Short exercise: Below are some entries; can you quote all of them exactly?
··· Records to process ···
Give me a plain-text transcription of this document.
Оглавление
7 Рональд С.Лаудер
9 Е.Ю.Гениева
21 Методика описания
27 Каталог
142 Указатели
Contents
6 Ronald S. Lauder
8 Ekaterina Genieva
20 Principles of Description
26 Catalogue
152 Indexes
···
The result:
Give me a plain-text transcription of this document.
Оглавление
7 Рональд С.Лаудер
9 Е.Ю.Гениева
21 Методика описания
27 Каталог
142 Указатели
Contents
6 Ronald S. Lauder
8 Ekaterina Genieva
20 Principles of Description
26 Catalogue
152 Indexes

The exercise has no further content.